Write out the entire listing below exactly as it appears, minus any pictures.

Input data ▸
::::::

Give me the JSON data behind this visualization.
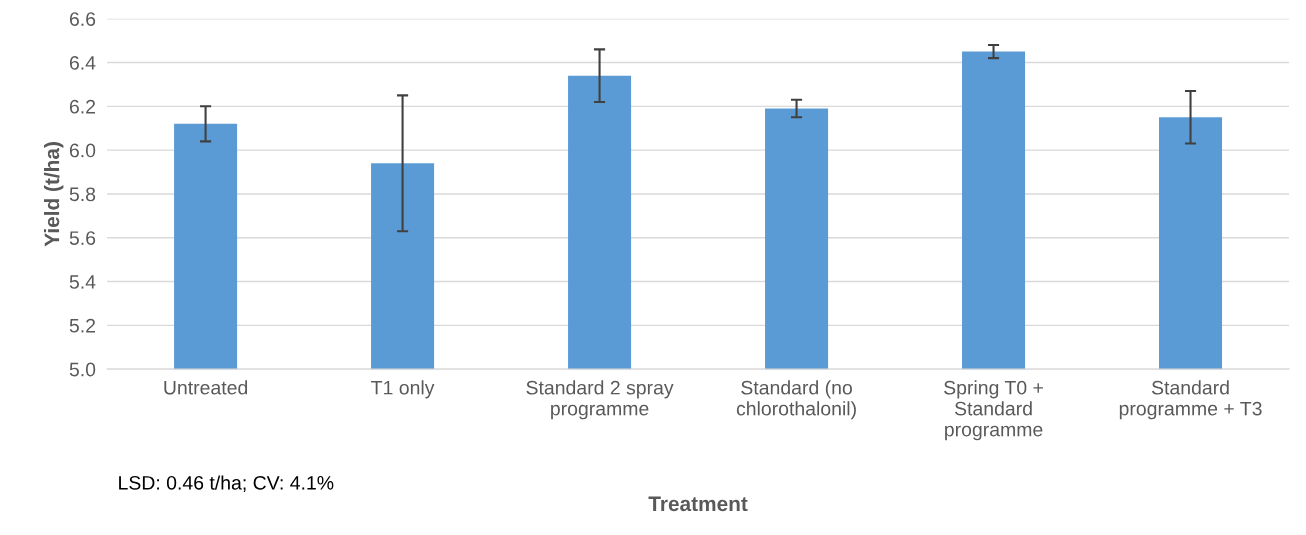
{
  "chart_data": {
    "type": "bar",
    "xlabel": "Treatment",
    "ylabel": "Yield (t/ha)",
    "categories": [
      "Untreated",
      "T1 only",
      "Standard 2 spray programme",
      "Standard (no chlorothalonil)",
      "Spring T0 + Standard programme",
      "Standard programme + T3"
    ],
    "values": [
      6.12,
      5.94,
      6.34,
      6.19,
      6.45,
      6.15
    ],
    "errors": [
      0.08,
      0.31,
      0.12,
      0.04,
      0.03,
      0.12
    ],
    "color": "#5b9bd5",
    "ylim": [
      5.0,
      6.6
    ],
    "yticks": [
      {
        "value": 5.0,
        "label": "5.0"
      },
      {
        "value": 5.2,
        "label": "5.2"
      },
      {
        "value": 5.4,
        "label": "5.4"
      },
      {
        "value": 5.6,
        "label": "5.6"
      },
      {
        "value": 5.8,
        "label": "5.8"
      },
      {
        "value": 6.0,
        "label": "6.0"
      },
      {
        "value": 6.2,
        "label": "6.2"
      },
      {
        "value": 6.4,
        "label": "6.4"
      },
      {
        "value": 6.6,
        "label": "6.6"
      }
    ],
    "grid": "y",
    "annotations": [
      "LSD: 0.46 t/ha; CV: 4.1%"
    ]
  }
}
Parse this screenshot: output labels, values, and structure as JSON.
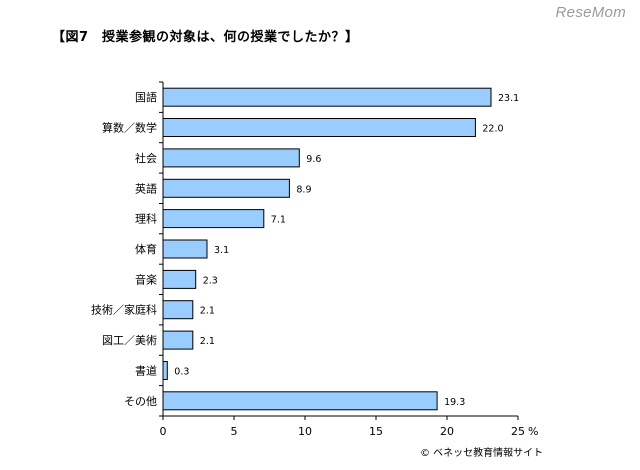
{
  "title": "【図7　授業参観の対象は、何の授業でしたか？】",
  "watermark": "ReseMom",
  "copyright": "© ベネッセ教育情報サイト",
  "chart_data": {
    "type": "bar",
    "orientation": "horizontal",
    "categories": [
      "国語",
      "算数／数学",
      "社会",
      "英語",
      "理科",
      "体育",
      "音楽",
      "技術／家庭科",
      "図工／美術",
      "書道",
      "その他"
    ],
    "values": [
      23.1,
      22.0,
      9.6,
      8.9,
      7.1,
      3.1,
      2.3,
      2.1,
      2.1,
      0.3,
      19.3
    ],
    "value_labels": [
      "23.1",
      "22.0",
      "9.6",
      "8.9",
      "7.1",
      "3.1",
      "2.3",
      "2.1",
      "2.1",
      "0.3",
      "19.3"
    ],
    "xlim": [
      0,
      25
    ],
    "xticks": [
      "0",
      "5",
      "10",
      "15",
      "20",
      "25"
    ],
    "xunit": "%",
    "bar_color": "#99ccff",
    "bar_edge_color": "#000000",
    "grid": false
  }
}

::::::

Exercise output ▸
Give me the JSON data behind this visualization.
{
  "chart_data": {
    "type": "bar",
    "xlabel": "Treatment",
    "ylabel": "Yield (t/ha)",
    "categories": [
      "Untreated",
      "T1 only",
      "Standard 2 spray programme",
      "Standard (no chlorothalonil)",
      "Spring T0 + Standard programme",
      "Standard programme + T3"
    ],
    "values": [
      6.12,
      5.94,
      6.34,
      6.19,
      6.45,
      6.15
    ],
    "errors": [
      0.08,
      0.31,
      0.12,
      0.04,
      0.03,
      0.12
    ],
    "color": "#5b9bd5",
    "ylim": [
      5.0,
      6.6
    ],
    "yticks": [
      {
        "value": 5.0,
        "label": "5.0"
      },
      {
        "value": 5.2,
        "label": "5.2"
      },
      {
        "value": 5.4,
        "label": "5.4"
      },
      {
        "value": 5.6,
        "label": "5.6"
      },
      {
        "value": 5.8,
        "label": "5.8"
      },
      {
        "value": 6.0,
        "label": "6.0"
      },
      {
        "value": 6.2,
        "label": "6.2"
      },
      {
        "value": 6.4,
        "label": "6.4"
      },
      {
        "value": 6.6,
        "label": "6.6"
      }
    ],
    "grid": "y",
    "annotations": [
      "LSD: 0.46 t/ha; CV: 4.1%"
    ]
  }
}
Parse this screenshot: output labels, values, and structure as JSON.
{
  "title": "【図7　授業参観の対象は、何の授業でしたか？】",
  "watermark": "ReseMom",
  "copyright": "© ベネッセ教育情報サイト",
  "chart_data": {
    "type": "bar",
    "orientation": "horizontal",
    "categories": [
      "国語",
      "算数／数学",
      "社会",
      "英語",
      "理科",
      "体育",
      "音楽",
      "技術／家庭科",
      "図工／美術",
      "書道",
      "その他"
    ],
    "values": [
      23.1,
      22.0,
      9.6,
      8.9,
      7.1,
      3.1,
      2.3,
      2.1,
      2.1,
      0.3,
      19.3
    ],
    "value_labels": [
      "23.1",
      "22.0",
      "9.6",
      "8.9",
      "7.1",
      "3.1",
      "2.3",
      "2.1",
      "2.1",
      "0.3",
      "19.3"
    ],
    "xlim": [
      0,
      25
    ],
    "xticks": [
      "0",
      "5",
      "10",
      "15",
      "20",
      "25"
    ],
    "xunit": "%",
    "bar_color": "#99ccff",
    "bar_edge_color": "#000000",
    "grid": false
  }
}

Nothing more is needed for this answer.